What to produce → The expected output is a copy of every line in the records with the string "Total".
═══
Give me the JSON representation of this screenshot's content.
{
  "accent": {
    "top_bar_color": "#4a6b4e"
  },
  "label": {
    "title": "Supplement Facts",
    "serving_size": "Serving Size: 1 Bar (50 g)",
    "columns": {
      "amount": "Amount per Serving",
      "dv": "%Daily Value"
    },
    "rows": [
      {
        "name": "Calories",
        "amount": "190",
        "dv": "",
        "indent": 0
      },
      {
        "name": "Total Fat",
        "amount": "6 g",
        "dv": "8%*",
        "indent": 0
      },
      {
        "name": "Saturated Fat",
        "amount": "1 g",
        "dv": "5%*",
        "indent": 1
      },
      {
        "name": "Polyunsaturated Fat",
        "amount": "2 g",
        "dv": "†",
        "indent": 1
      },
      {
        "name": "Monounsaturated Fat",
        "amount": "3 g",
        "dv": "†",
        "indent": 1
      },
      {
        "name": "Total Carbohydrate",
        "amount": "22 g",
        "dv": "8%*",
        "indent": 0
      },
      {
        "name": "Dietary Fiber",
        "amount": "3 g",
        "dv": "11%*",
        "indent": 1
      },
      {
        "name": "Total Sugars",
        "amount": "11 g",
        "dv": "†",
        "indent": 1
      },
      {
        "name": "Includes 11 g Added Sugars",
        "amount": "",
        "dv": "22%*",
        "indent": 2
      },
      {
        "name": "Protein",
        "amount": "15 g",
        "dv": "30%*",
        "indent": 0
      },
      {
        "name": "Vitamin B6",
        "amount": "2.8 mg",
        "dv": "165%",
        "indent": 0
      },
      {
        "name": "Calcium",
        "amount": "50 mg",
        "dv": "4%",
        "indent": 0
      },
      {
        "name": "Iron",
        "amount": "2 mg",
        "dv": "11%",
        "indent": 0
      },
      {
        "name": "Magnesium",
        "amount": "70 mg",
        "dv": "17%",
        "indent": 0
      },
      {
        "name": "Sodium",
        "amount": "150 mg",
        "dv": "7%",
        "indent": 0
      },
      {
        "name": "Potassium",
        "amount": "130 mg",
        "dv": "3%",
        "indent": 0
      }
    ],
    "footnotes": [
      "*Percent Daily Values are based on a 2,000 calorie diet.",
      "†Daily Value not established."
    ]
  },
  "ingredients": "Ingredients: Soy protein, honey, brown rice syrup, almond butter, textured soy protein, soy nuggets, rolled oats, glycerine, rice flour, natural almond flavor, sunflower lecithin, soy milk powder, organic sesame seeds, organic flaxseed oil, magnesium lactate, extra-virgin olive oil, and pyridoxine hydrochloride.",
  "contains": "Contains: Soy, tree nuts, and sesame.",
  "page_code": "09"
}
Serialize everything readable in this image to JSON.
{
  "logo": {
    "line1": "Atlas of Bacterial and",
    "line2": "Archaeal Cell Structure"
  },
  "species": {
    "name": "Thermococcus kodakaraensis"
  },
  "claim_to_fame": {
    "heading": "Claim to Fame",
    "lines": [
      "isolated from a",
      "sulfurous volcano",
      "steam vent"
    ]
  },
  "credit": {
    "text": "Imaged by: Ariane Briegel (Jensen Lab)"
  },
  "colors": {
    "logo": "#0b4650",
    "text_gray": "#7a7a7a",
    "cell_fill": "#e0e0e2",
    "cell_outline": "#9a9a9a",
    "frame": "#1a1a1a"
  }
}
═══
Answer to the exercise →
        "name": "Total Fat",
        "name": "Total Carbohydrate",
        "name": "Total Sugars",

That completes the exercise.